- [The exercise] Answer with the number of lines in the listing below that contain the word "report", and nothing else.

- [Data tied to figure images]

>>>>

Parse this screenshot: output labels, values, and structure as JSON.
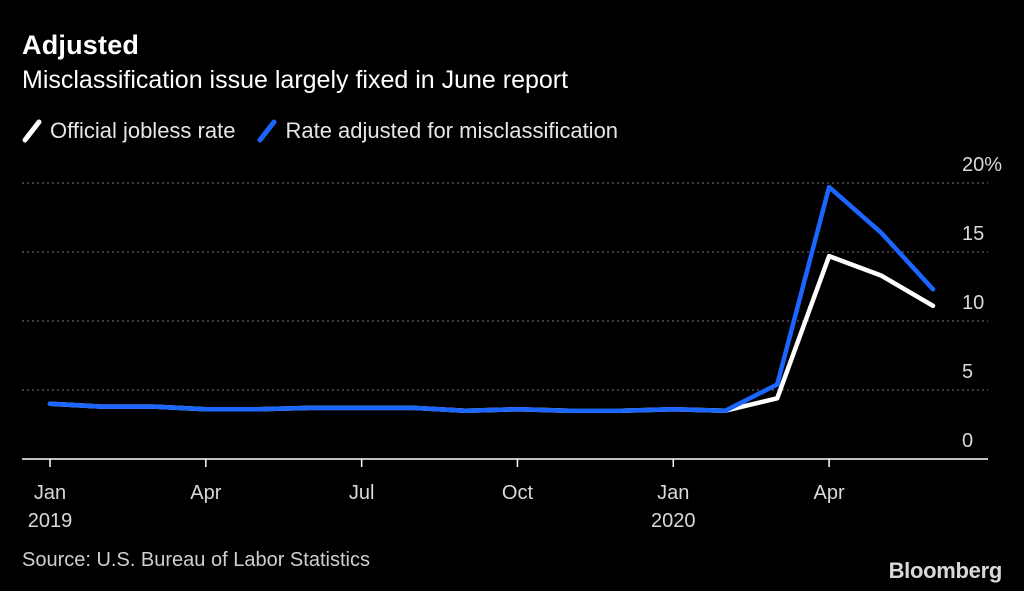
{
  "header": {
    "title": "Adjusted",
    "subtitle": "Misclassification issue largely fixed in June report"
  },
  "legend": [
    {
      "label": "Official jobless rate",
      "color": "#ffffff"
    },
    {
      "label": "Rate adjusted for misclassification",
      "color": "#1a66ff"
    }
  ],
  "footer": {
    "source": "Source: U.S. Bureau of Labor Statistics",
    "brand": "Bloomberg"
  },
  "chart_data": {
    "type": "line",
    "title": "Adjusted",
    "subtitle": "Misclassification issue largely fixed in June report",
    "xlabel": "",
    "ylabel": "",
    "x": [
      "2019-01",
      "2019-02",
      "2019-03",
      "2019-04",
      "2019-05",
      "2019-06",
      "2019-07",
      "2019-08",
      "2019-09",
      "2019-10",
      "2019-11",
      "2019-12",
      "2020-01",
      "2020-02",
      "2020-03",
      "2020-04",
      "2020-05",
      "2020-06"
    ],
    "x_ticks": [
      {
        "x": "2019-01",
        "label": "Jan",
        "sub": "2019"
      },
      {
        "x": "2019-04",
        "label": "Apr",
        "sub": ""
      },
      {
        "x": "2019-07",
        "label": "Jul",
        "sub": ""
      },
      {
        "x": "2019-10",
        "label": "Oct",
        "sub": ""
      },
      {
        "x": "2020-01",
        "label": "Jan",
        "sub": "2020"
      },
      {
        "x": "2020-04",
        "label": "Apr",
        "sub": ""
      }
    ],
    "y_ticks": [
      {
        "value": 0,
        "label": "0"
      },
      {
        "value": 5,
        "label": "5"
      },
      {
        "value": 10,
        "label": "10"
      },
      {
        "value": 15,
        "label": "15"
      },
      {
        "value": 20,
        "label": "20%"
      }
    ],
    "ylim": [
      0,
      20
    ],
    "grid": "horizontal dotted",
    "legend_position": "top-left",
    "series": [
      {
        "name": "Official jobless rate",
        "color": "#ffffff",
        "values": [
          4.0,
          3.8,
          3.8,
          3.6,
          3.6,
          3.7,
          3.7,
          3.7,
          3.5,
          3.6,
          3.5,
          3.5,
          3.6,
          3.5,
          4.4,
          14.7,
          13.3,
          11.1
        ]
      },
      {
        "name": "Rate adjusted for misclassification",
        "color": "#1a66ff",
        "values": [
          4.0,
          3.8,
          3.8,
          3.6,
          3.6,
          3.7,
          3.7,
          3.7,
          3.5,
          3.6,
          3.5,
          3.5,
          3.6,
          3.5,
          5.4,
          19.7,
          16.4,
          12.3
        ]
      }
    ]
  }
}
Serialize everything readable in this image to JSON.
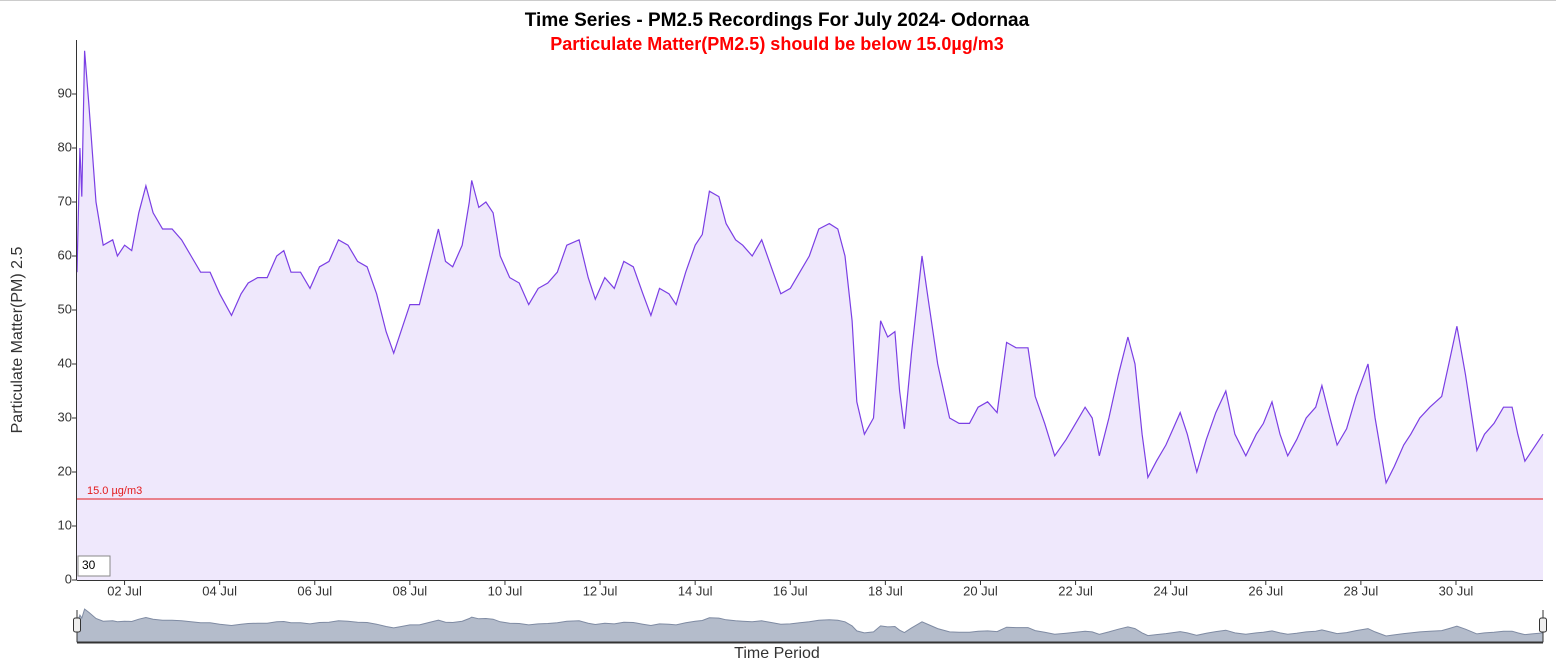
{
  "chart_data": {
    "type": "line",
    "title": "Time Series - PM2.5 Recordings For July 2024- Odornaa",
    "subtitle": "Particulate Matter(PM2.5) should be below 15.0µg/m3",
    "y_label": "Particulate Matter(PM) 2.5",
    "x_label": "Time Period",
    "threshold": 15,
    "threshold_label": "15.0 µg/m3",
    "threshold_color": "#e31a1c",
    "roll_period": 30,
    "line_color": "#7b3fe4",
    "fill_color": "#efe8fc",
    "xlim": [
      1,
      31.83
    ],
    "ylim": [
      0,
      100
    ],
    "xticks": [
      {
        "value": 2,
        "label": "02 Jul"
      },
      {
        "value": 4,
        "label": "04 Jul"
      },
      {
        "value": 6,
        "label": "06 Jul"
      },
      {
        "value": 8,
        "label": "08 Jul"
      },
      {
        "value": 10,
        "label": "10 Jul"
      },
      {
        "value": 12,
        "label": "12 Jul"
      },
      {
        "value": 14,
        "label": "14 Jul"
      },
      {
        "value": 16,
        "label": "16 Jul"
      },
      {
        "value": 18,
        "label": "18 Jul"
      },
      {
        "value": 20,
        "label": "20 Jul"
      },
      {
        "value": 22,
        "label": "22 Jul"
      },
      {
        "value": 24,
        "label": "24 Jul"
      },
      {
        "value": 26,
        "label": "26 Jul"
      },
      {
        "value": 28,
        "label": "28 Jul"
      },
      {
        "value": 30,
        "label": "30 Jul"
      }
    ],
    "yticks": [
      0,
      10,
      20,
      30,
      40,
      50,
      60,
      70,
      80,
      90
    ],
    "x": [
      1.0,
      1.06,
      1.1,
      1.16,
      1.25,
      1.4,
      1.55,
      1.75,
      1.85,
      2.0,
      2.15,
      2.3,
      2.45,
      2.6,
      2.8,
      3.0,
      3.2,
      3.4,
      3.6,
      3.8,
      4.0,
      4.25,
      4.45,
      4.6,
      4.8,
      5.0,
      5.2,
      5.35,
      5.5,
      5.7,
      5.9,
      6.1,
      6.3,
      6.5,
      6.7,
      6.9,
      7.1,
      7.3,
      7.5,
      7.66,
      7.85,
      8.0,
      8.2,
      8.4,
      8.6,
      8.75,
      8.9,
      9.1,
      9.25,
      9.3,
      9.45,
      9.6,
      9.75,
      9.9,
      10.1,
      10.3,
      10.5,
      10.7,
      10.9,
      11.1,
      11.3,
      11.56,
      11.75,
      11.9,
      12.1,
      12.3,
      12.5,
      12.7,
      12.9,
      13.07,
      13.25,
      13.45,
      13.6,
      13.8,
      14.0,
      14.15,
      14.3,
      14.5,
      14.65,
      14.85,
      15.0,
      15.2,
      15.4,
      15.6,
      15.8,
      16.0,
      16.2,
      16.4,
      16.6,
      16.82,
      17.0,
      17.15,
      17.3,
      17.4,
      17.56,
      17.75,
      17.9,
      18.05,
      18.2,
      18.3,
      18.4,
      18.55,
      18.77,
      18.9,
      19.1,
      19.35,
      19.55,
      19.77,
      19.95,
      20.15,
      20.35,
      20.55,
      20.75,
      21.0,
      21.15,
      21.35,
      21.56,
      21.8,
      22.0,
      22.2,
      22.35,
      22.5,
      22.7,
      22.9,
      23.1,
      23.25,
      23.4,
      23.52,
      23.7,
      23.9,
      24.05,
      24.2,
      24.35,
      24.55,
      24.75,
      24.95,
      25.16,
      25.35,
      25.58,
      25.8,
      25.95,
      26.13,
      26.3,
      26.46,
      26.65,
      26.85,
      27.05,
      27.18,
      27.35,
      27.5,
      27.7,
      27.9,
      28.15,
      28.3,
      28.53,
      28.7,
      28.9,
      29.05,
      29.24,
      29.45,
      29.7,
      29.85,
      30.02,
      30.2,
      30.44,
      30.6,
      30.8,
      31.0,
      31.18,
      31.3,
      31.45,
      31.6,
      31.83
    ],
    "series": [
      {
        "name": "PM2.5",
        "values": [
          57,
          80,
          71,
          98,
          88,
          70,
          62,
          63,
          60,
          62,
          61,
          68,
          73,
          68,
          65,
          65,
          63,
          60,
          57,
          57,
          53,
          49,
          53,
          55,
          56,
          56,
          60,
          61,
          57,
          57,
          54,
          58,
          59,
          63,
          62,
          59,
          58,
          53,
          46,
          42,
          47,
          51,
          51,
          58,
          65,
          59,
          58,
          62,
          70,
          74,
          69,
          70,
          68,
          60,
          56,
          55,
          51,
          54,
          55,
          57,
          62,
          63,
          56,
          52,
          56,
          54,
          59,
          58,
          53,
          49,
          54,
          53,
          51,
          57,
          62,
          64,
          72,
          71,
          66,
          63,
          62,
          60,
          63,
          58,
          53,
          54,
          57,
          60,
          65,
          66,
          65,
          60,
          48,
          33,
          27,
          30,
          48,
          45,
          46,
          35,
          28,
          42,
          60,
          52,
          40,
          30,
          29,
          29,
          32,
          33,
          31,
          44,
          43,
          43,
          34,
          29,
          23,
          26,
          29,
          32,
          30,
          23,
          30,
          38,
          45,
          40,
          27,
          19,
          22,
          25,
          28,
          31,
          27,
          20,
          26,
          31,
          35,
          27,
          23,
          27,
          29,
          33,
          27,
          23,
          26,
          30,
          32,
          36,
          30,
          25,
          28,
          34,
          40,
          30,
          18,
          21,
          25,
          27,
          30,
          32,
          34,
          40,
          47,
          38,
          24,
          27,
          29,
          32,
          32,
          27,
          22,
          24,
          27
        ]
      }
    ]
  }
}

<<<<

- [Exercise result] 2